◆ **Problem**
Find the string "role" in the data, then copy every line where it is found.

(Figure record extracts)
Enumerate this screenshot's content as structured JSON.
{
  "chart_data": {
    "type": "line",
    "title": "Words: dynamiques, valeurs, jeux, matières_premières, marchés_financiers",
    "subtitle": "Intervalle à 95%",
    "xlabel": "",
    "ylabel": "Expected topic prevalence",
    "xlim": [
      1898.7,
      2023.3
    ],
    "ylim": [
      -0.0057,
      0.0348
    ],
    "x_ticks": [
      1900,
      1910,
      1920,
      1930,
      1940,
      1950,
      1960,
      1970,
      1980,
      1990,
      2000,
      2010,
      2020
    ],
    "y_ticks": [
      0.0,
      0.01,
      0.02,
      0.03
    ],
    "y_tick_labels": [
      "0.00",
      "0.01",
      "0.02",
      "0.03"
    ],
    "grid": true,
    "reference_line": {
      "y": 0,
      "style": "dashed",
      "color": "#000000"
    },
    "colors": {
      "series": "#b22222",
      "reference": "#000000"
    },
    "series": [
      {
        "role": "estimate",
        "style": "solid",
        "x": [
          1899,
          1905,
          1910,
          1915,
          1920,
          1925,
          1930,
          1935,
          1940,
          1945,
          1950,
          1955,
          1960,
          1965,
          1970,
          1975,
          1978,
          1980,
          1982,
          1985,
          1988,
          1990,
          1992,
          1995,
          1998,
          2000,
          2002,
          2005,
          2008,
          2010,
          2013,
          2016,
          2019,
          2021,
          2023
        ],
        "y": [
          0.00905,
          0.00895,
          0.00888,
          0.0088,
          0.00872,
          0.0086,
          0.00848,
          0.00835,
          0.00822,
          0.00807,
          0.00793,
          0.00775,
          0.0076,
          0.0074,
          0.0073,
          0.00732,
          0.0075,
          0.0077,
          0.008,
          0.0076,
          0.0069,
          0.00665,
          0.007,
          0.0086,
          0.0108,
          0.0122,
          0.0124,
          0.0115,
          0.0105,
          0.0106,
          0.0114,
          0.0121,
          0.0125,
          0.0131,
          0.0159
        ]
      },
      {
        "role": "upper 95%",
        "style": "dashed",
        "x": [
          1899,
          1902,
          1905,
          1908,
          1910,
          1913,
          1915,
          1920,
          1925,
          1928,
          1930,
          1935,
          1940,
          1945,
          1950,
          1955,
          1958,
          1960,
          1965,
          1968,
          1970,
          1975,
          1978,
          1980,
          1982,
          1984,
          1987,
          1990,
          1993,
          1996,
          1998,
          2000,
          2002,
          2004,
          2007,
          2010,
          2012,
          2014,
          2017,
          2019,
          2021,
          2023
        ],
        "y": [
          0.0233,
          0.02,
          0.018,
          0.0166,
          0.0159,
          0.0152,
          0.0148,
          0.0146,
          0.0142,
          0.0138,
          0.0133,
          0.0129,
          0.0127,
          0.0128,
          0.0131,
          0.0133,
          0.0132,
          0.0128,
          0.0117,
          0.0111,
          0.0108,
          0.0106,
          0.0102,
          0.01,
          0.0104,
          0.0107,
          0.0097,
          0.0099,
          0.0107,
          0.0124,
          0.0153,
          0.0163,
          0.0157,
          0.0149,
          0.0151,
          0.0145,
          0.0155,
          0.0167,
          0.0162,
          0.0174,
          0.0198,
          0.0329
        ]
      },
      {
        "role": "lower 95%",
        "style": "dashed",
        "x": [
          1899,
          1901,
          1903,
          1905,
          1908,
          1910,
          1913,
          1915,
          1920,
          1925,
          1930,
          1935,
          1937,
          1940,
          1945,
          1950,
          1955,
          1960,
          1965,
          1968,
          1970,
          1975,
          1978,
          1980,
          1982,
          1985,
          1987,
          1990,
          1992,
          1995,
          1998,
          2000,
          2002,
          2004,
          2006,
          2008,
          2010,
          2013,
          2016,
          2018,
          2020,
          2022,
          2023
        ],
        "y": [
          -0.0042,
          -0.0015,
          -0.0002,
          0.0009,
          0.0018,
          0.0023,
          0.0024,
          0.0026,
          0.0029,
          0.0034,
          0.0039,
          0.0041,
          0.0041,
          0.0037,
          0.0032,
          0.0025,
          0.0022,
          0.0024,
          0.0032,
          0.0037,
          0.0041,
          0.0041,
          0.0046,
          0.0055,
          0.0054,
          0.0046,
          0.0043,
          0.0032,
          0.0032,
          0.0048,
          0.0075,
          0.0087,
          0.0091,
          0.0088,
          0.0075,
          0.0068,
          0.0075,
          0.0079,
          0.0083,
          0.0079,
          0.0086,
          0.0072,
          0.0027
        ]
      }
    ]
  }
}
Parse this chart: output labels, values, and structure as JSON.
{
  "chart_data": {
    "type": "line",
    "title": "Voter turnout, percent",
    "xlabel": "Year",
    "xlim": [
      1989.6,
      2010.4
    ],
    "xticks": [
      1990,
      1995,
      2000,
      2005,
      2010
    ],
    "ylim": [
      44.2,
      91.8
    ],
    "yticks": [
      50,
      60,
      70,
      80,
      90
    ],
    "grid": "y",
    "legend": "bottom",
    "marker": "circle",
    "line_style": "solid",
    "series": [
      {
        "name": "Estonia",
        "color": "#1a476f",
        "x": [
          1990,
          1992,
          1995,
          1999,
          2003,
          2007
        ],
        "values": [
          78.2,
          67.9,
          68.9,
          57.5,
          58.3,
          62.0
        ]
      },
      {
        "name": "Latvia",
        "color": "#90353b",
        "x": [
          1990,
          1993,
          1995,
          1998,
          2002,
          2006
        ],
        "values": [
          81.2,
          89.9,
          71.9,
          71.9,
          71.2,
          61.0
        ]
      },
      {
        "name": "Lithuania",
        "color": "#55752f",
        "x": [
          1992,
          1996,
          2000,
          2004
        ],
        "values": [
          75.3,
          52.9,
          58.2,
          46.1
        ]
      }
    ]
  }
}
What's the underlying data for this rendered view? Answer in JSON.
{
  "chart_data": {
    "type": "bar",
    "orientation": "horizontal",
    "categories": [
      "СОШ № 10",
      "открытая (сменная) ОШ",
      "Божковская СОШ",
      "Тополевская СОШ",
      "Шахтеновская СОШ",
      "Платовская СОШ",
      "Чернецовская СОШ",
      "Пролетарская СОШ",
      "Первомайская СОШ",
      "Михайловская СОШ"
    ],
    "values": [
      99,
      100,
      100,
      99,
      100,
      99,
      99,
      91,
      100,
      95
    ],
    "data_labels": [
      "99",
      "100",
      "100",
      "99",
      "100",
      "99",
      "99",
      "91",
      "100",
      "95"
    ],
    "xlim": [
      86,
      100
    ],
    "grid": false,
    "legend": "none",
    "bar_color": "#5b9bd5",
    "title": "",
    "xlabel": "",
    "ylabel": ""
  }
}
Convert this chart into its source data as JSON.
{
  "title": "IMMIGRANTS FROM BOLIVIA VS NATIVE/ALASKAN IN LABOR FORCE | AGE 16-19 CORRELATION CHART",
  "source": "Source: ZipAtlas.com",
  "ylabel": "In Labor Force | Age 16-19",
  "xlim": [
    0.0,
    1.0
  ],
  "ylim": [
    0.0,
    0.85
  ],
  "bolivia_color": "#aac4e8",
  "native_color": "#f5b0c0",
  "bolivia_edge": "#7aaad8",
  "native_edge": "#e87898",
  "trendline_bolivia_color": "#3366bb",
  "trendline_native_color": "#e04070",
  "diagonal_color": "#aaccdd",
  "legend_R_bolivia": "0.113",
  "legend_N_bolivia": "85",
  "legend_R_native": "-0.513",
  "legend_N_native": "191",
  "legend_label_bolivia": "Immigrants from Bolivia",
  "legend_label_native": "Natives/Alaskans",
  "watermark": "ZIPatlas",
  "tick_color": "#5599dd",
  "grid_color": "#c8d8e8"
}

◆ **Result of this task**
        "role": "estimate",
        "role": "upper 95%",
        "role": "lower 95%",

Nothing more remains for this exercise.